WHAT IS REQUIRED –
Extract every record, keeping each one exactly as it is.

▶

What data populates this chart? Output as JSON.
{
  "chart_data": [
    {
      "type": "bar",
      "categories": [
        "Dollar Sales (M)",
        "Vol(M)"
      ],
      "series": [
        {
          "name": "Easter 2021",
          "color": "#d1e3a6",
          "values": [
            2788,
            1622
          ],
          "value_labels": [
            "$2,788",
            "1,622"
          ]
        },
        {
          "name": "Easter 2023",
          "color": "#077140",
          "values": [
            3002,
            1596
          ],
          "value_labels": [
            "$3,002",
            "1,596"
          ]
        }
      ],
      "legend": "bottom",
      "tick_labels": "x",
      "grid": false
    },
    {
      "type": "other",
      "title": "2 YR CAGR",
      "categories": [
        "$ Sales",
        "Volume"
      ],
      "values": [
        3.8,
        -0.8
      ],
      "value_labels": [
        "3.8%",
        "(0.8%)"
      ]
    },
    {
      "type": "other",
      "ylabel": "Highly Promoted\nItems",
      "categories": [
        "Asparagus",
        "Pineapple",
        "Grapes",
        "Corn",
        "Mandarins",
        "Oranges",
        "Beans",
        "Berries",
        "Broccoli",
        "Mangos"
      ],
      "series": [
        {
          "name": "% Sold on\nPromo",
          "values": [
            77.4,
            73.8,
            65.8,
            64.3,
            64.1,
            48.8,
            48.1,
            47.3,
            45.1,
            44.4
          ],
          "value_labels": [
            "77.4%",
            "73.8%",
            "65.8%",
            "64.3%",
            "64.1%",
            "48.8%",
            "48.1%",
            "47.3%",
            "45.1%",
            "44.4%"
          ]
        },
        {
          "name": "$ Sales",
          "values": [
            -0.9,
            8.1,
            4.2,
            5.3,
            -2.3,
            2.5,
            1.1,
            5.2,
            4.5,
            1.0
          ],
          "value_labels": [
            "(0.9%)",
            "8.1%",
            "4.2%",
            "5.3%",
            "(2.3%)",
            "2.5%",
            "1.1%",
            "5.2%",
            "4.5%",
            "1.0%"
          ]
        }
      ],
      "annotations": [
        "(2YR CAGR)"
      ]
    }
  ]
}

◀

FULL RESPONSE –
What data populates this chart? Output as JSON.
{
  "chart_data": [
    {
      "type": "bar",
      "categories": [
        "Dollar Sales (M)",
        "Vol(M)"
      ],
      "series": [
        {
          "name": "Easter 2021",
          "color": "#d1e3a6",
          "values": [
            2788,
            1622
          ],
          "value_labels": [
            "$2,788",
            "1,622"
          ]
        },
        {
          "name": "Easter 2023",
          "color": "#077140",
          "values": [
            3002,
            1596
          ],
          "value_labels": [
            "$3,002",
            "1,596"
          ]
        }
      ],
      "legend": "bottom",
      "tick_labels": "x",
      "grid": false
    },
    {
      "type": "other",
      "title": "2 YR CAGR",
      "categories": [
        "$ Sales",
        "Volume"
      ],
      "values": [
        3.8,
        -0.8
      ],
      "value_labels": [
        "3.8%",
        "(0.8%)"
      ]
    },
    {
      "type": "other",
      "ylabel": "Highly Promoted\nItems",
      "categories": [
        "Asparagus",
        "Pineapple",
        "Grapes",
        "Corn",
        "Mandarins",
        "Oranges",
        "Beans",
        "Berries",
        "Broccoli",
        "Mangos"
      ],
      "series": [
        {
          "name": "% Sold on\nPromo",
          "values": [
            77.4,
            73.8,
            65.8,
            64.3,
            64.1,
            48.8,
            48.1,
            47.3,
            45.1,
            44.4
          ],
          "value_labels": [
            "77.4%",
            "73.8%",
            "65.8%",
            "64.3%",
            "64.1%",
            "48.8%",
            "48.1%",
            "47.3%",
            "45.1%",
            "44.4%"
          ]
        },
        {
          "name": "$ Sales",
          "values": [
            -0.9,
            8.1,
            4.2,
            5.3,
            -2.3,
            2.5,
            1.1,
            5.2,
            4.5,
            1.0
          ],
          "value_labels": [
            "(0.9%)",
            "8.1%",
            "4.2%",
            "5.3%",
            "(2.3%)",
            "2.5%",
            "1.1%",
            "5.2%",
            "4.5%",
            "1.0%"
          ]
        }
      ],
      "annotations": [
        "(2YR CAGR)"
      ]
    }
  ]
}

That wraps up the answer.